[Dataset rows about figures]
--------------------

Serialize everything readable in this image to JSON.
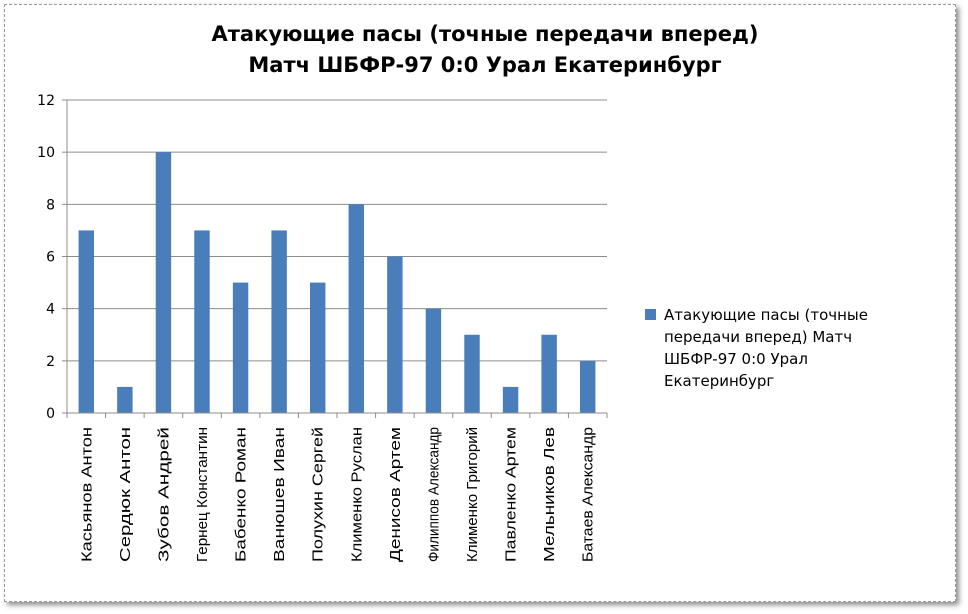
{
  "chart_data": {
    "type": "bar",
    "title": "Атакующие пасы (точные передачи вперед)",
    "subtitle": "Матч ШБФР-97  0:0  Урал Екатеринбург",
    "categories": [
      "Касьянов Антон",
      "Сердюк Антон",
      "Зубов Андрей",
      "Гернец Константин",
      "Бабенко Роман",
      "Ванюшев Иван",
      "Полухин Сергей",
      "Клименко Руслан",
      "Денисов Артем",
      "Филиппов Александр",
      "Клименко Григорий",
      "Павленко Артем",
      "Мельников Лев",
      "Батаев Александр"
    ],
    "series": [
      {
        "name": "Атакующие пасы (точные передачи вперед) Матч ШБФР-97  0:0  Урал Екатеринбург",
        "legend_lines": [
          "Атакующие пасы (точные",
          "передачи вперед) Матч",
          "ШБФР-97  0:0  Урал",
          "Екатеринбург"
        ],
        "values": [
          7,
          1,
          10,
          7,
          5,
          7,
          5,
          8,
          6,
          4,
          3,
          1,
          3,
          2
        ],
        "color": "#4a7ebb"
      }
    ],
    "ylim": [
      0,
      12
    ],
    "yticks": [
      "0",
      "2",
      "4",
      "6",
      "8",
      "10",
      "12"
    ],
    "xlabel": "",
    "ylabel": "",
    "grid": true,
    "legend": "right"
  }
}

--------------------

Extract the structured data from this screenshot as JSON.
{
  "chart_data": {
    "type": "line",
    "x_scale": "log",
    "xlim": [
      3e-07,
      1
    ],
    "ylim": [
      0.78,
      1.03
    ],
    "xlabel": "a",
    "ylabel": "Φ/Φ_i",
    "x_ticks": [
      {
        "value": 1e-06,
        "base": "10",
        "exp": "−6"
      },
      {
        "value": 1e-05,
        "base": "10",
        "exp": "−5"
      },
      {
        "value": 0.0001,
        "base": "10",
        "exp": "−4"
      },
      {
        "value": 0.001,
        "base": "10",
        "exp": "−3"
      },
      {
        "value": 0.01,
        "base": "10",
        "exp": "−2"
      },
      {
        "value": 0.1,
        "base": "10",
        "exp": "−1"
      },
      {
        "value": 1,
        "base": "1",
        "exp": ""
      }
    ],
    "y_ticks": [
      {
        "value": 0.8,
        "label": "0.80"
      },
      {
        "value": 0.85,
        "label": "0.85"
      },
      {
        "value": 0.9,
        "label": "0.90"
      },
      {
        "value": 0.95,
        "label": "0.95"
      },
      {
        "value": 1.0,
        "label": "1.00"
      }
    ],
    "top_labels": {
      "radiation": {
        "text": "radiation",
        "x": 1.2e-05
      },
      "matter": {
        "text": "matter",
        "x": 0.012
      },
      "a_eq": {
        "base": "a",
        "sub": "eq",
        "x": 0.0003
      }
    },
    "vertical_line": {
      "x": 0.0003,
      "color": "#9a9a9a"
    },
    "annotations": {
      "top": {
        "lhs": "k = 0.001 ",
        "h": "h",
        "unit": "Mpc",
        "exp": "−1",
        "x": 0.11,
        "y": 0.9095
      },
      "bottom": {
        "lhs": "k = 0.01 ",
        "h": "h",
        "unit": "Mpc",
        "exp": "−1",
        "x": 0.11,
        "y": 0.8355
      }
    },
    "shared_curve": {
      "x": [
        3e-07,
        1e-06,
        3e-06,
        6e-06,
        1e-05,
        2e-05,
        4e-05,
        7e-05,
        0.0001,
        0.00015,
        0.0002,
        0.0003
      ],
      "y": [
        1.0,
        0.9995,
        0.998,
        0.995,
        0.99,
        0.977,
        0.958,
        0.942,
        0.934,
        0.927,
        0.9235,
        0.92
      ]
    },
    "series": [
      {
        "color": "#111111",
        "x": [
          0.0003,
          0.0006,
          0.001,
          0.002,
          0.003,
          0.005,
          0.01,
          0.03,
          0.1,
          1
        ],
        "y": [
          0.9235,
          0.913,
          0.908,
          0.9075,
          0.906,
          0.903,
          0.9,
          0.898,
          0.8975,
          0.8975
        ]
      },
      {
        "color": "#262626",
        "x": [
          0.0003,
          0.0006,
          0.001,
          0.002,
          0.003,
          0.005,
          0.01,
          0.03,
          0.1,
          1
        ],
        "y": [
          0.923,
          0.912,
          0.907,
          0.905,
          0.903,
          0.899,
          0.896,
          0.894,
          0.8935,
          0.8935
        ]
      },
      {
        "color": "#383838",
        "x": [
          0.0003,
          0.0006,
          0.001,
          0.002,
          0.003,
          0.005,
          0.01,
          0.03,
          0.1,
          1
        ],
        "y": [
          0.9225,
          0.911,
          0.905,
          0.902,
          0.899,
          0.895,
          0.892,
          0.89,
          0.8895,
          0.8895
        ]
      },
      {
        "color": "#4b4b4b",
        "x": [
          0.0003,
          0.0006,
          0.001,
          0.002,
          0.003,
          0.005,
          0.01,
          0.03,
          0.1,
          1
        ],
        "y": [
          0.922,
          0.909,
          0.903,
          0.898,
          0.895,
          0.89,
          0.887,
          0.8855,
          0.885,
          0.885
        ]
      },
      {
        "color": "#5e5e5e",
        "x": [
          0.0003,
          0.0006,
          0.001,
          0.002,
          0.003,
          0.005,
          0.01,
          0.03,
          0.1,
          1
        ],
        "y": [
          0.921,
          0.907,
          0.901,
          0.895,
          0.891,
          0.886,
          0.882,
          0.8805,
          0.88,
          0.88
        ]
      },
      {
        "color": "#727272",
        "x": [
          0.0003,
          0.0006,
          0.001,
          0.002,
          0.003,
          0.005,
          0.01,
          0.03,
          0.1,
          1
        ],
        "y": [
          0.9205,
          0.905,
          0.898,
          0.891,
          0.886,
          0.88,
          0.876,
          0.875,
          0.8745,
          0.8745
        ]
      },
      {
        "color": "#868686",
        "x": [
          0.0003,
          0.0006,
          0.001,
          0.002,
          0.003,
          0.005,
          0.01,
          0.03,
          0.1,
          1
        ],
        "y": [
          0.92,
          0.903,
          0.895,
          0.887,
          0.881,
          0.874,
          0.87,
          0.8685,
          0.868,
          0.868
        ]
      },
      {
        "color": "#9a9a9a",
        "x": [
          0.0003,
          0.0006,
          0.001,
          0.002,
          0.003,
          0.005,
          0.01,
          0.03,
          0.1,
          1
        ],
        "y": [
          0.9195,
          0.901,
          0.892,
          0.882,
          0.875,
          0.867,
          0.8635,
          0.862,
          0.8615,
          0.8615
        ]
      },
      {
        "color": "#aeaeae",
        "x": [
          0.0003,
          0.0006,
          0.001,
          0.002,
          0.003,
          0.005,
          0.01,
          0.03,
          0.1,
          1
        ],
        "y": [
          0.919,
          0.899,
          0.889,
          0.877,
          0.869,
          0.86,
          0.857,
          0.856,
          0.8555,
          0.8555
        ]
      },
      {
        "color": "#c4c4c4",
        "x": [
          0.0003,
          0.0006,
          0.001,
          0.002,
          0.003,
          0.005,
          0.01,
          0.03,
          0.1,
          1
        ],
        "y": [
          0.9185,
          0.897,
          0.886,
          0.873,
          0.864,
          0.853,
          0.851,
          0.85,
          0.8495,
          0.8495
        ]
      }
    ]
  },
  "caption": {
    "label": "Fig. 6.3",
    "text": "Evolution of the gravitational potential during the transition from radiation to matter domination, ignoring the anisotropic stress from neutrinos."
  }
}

--------------------

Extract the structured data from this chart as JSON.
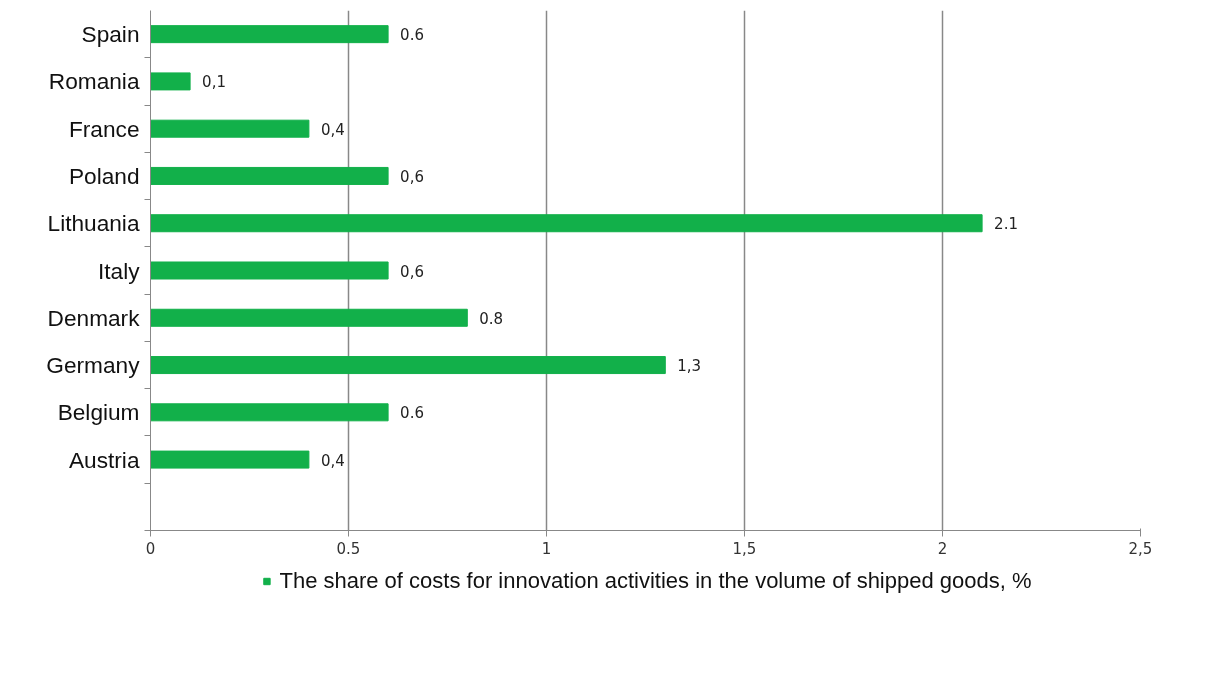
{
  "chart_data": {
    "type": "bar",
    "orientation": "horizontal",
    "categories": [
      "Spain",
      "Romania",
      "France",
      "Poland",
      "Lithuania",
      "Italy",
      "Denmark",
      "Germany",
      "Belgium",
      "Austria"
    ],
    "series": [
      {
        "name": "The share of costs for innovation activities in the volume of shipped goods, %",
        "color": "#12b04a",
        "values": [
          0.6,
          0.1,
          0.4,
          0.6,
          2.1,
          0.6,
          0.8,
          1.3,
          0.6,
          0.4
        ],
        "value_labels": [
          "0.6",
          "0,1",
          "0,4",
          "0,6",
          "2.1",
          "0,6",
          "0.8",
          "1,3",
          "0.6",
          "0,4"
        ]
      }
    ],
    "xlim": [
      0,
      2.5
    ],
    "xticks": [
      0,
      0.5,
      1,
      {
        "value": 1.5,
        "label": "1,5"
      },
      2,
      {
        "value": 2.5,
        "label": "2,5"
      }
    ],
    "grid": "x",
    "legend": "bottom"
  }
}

--------------------

#### Description of the task:
Show every line above in which the word "Матч" occurs.

#### Answer to the task:
    "subtitle": "Матч ШБФР-97  0:0  Урал Екатеринбург",
        "name": "Атакующие пасы (точные передачи вперед) Матч ШБФР-97  0:0  Урал Екатеринбург",
          "передачи вперед) Матч",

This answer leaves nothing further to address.